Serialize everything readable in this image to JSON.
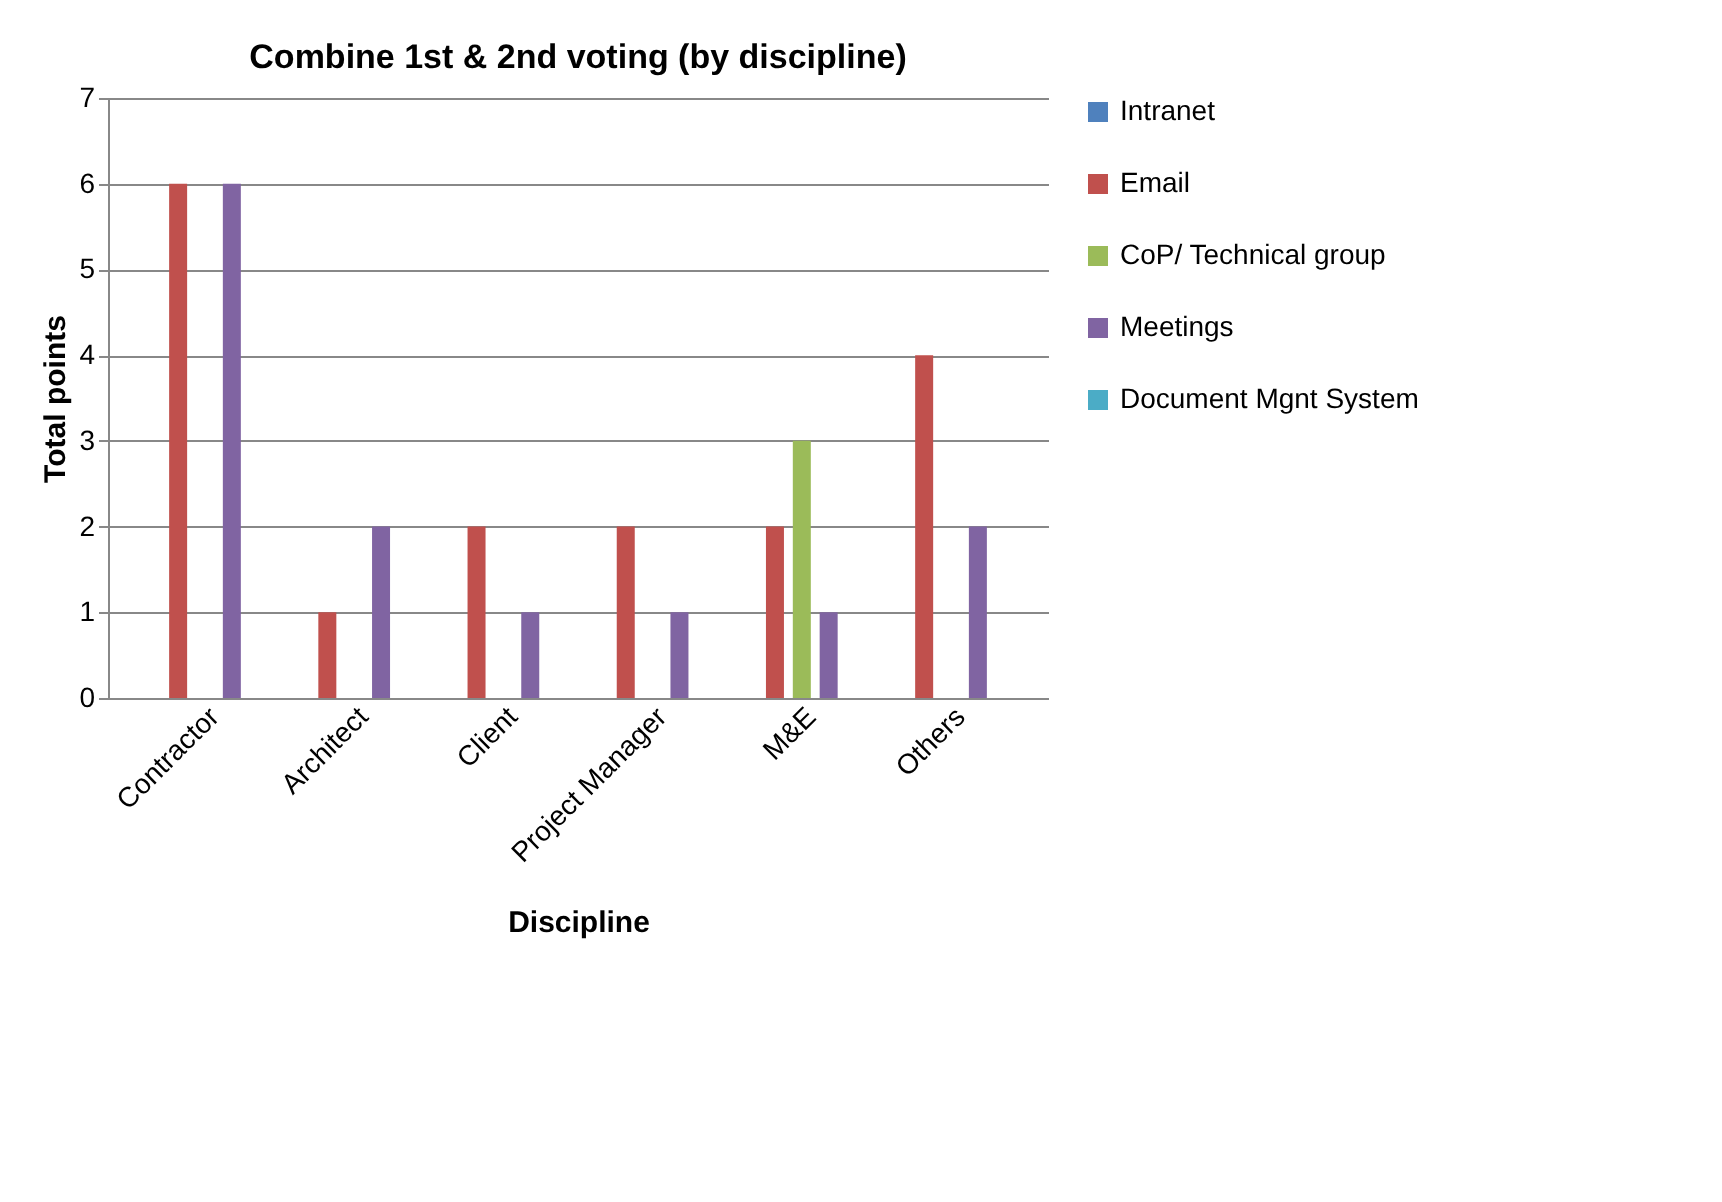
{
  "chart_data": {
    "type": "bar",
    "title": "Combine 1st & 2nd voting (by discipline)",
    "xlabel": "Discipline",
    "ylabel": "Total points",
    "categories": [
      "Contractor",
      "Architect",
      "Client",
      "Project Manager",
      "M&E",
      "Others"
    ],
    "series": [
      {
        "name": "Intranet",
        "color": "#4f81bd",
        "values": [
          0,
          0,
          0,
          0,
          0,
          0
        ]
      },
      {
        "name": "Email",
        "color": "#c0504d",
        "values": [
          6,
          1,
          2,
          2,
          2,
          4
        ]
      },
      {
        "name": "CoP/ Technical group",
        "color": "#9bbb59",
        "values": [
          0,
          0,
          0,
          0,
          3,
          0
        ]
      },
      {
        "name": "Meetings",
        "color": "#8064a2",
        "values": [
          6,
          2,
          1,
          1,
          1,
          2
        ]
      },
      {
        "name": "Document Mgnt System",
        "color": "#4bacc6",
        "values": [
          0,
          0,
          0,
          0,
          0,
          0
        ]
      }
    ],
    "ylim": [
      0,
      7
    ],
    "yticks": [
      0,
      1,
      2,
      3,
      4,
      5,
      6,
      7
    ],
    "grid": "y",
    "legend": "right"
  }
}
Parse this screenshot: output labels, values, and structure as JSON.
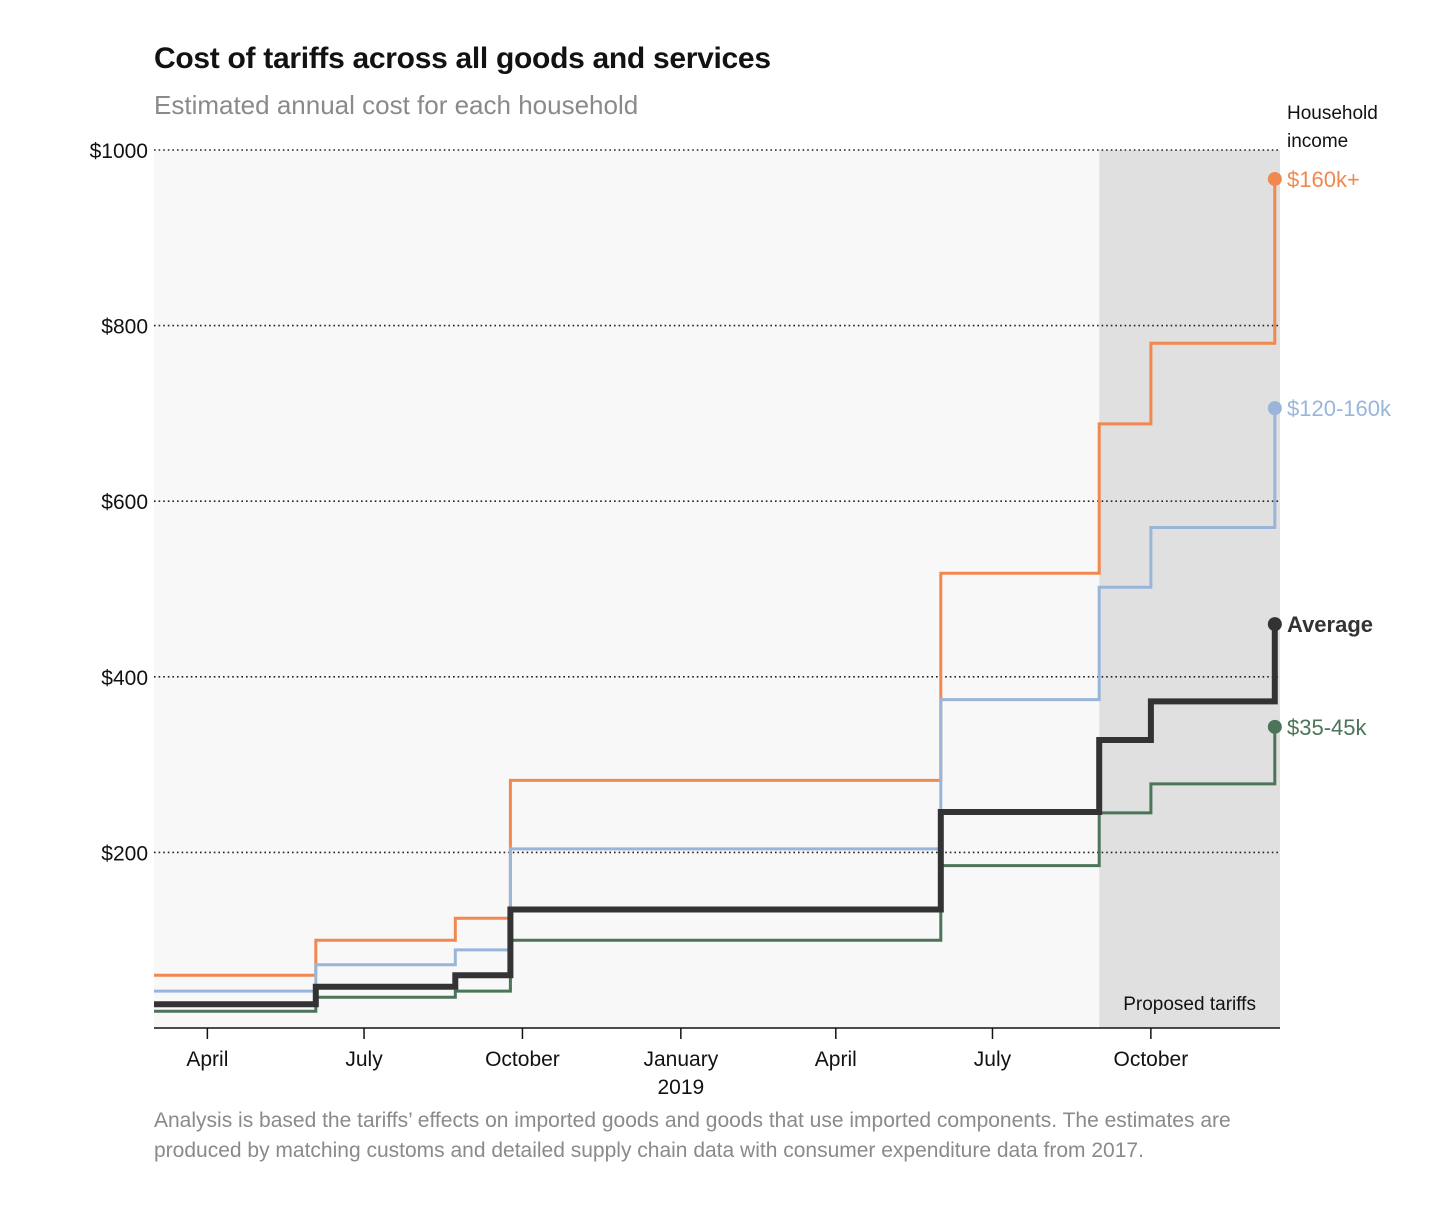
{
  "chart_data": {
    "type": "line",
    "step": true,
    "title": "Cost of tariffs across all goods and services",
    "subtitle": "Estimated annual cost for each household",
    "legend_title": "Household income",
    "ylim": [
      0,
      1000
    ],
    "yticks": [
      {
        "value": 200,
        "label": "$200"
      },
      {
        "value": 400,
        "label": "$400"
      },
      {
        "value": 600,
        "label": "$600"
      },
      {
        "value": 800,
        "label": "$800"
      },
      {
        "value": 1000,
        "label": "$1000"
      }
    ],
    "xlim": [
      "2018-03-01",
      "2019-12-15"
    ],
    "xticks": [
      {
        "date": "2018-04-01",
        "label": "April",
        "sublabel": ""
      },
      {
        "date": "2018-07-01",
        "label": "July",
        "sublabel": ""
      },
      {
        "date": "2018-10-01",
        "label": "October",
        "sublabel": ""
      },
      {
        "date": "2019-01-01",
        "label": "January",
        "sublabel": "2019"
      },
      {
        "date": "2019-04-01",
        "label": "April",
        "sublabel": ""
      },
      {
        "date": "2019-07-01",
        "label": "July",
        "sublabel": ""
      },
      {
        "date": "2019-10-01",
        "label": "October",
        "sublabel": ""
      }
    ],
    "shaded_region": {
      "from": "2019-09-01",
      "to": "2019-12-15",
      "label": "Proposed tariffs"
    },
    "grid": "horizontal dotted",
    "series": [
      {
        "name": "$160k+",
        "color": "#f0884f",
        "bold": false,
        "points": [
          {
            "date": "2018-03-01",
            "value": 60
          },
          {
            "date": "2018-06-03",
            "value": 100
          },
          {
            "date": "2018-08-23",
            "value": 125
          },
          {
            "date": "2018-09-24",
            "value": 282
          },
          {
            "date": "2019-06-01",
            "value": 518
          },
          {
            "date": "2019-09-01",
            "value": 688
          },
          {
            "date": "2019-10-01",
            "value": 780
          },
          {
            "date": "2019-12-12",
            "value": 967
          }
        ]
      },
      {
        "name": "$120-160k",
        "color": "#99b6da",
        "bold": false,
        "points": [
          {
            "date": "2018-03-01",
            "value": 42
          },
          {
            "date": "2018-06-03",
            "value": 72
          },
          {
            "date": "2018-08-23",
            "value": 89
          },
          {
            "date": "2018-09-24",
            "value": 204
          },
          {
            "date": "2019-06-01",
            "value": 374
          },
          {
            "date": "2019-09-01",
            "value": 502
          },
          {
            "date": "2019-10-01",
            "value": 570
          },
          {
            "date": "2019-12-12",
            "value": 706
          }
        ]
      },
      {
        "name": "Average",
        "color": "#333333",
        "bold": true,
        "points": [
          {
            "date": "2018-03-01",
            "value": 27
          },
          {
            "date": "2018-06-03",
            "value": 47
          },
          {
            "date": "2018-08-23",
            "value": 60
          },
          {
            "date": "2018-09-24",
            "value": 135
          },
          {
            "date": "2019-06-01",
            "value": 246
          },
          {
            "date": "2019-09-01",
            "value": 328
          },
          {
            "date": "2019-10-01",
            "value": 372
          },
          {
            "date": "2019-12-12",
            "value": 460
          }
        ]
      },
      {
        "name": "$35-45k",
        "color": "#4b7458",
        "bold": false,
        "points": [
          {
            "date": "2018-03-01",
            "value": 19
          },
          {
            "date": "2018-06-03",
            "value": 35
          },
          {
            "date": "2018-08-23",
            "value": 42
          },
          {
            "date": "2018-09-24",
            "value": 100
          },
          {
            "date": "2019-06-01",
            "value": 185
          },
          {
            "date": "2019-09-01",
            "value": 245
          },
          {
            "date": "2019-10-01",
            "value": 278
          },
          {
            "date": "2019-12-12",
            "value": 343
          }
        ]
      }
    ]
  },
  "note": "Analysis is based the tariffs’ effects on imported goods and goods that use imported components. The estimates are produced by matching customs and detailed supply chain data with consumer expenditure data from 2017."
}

### [Exercise details]
Whenever "JSON" turns up in a line, pick that line out.

### [Worked answer]
Serialize everything readable in this image to JSON.
Parse this screenshot: output labels, values, and structure as JSON.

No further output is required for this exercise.